Goal of the exercise
Search the data below for "category"; list each line that holds it.

Records shown
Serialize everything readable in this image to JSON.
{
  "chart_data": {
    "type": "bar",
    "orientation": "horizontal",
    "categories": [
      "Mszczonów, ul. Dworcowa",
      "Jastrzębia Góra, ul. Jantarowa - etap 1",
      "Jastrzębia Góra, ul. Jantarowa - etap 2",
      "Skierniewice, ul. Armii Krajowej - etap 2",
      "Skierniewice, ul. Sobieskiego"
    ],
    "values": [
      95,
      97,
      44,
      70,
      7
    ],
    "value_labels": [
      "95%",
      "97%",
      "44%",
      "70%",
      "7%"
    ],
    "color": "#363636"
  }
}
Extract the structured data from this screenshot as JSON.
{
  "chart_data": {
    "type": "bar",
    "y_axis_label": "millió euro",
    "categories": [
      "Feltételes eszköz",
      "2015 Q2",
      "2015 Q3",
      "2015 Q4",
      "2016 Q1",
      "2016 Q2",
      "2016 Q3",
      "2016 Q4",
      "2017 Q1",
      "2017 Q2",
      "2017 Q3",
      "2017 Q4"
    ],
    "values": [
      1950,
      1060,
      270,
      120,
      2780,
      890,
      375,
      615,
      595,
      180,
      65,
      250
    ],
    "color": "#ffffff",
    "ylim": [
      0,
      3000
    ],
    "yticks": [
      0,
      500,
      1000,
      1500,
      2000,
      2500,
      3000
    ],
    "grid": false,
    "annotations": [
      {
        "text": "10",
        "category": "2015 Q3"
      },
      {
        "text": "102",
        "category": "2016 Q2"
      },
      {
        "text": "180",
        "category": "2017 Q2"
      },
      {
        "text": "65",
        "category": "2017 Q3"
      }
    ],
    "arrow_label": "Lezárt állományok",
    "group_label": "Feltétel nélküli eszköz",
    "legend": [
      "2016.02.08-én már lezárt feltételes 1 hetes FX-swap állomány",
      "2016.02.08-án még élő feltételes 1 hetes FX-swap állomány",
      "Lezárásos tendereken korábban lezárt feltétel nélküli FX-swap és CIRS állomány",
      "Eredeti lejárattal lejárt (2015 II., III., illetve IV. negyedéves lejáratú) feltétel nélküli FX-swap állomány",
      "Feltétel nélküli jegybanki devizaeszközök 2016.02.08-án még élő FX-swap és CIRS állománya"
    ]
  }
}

Final result
        "category": "2015 Q3"
        "category": "2016 Q2"
        "category": "2017 Q2"
        "category": "2017 Q3"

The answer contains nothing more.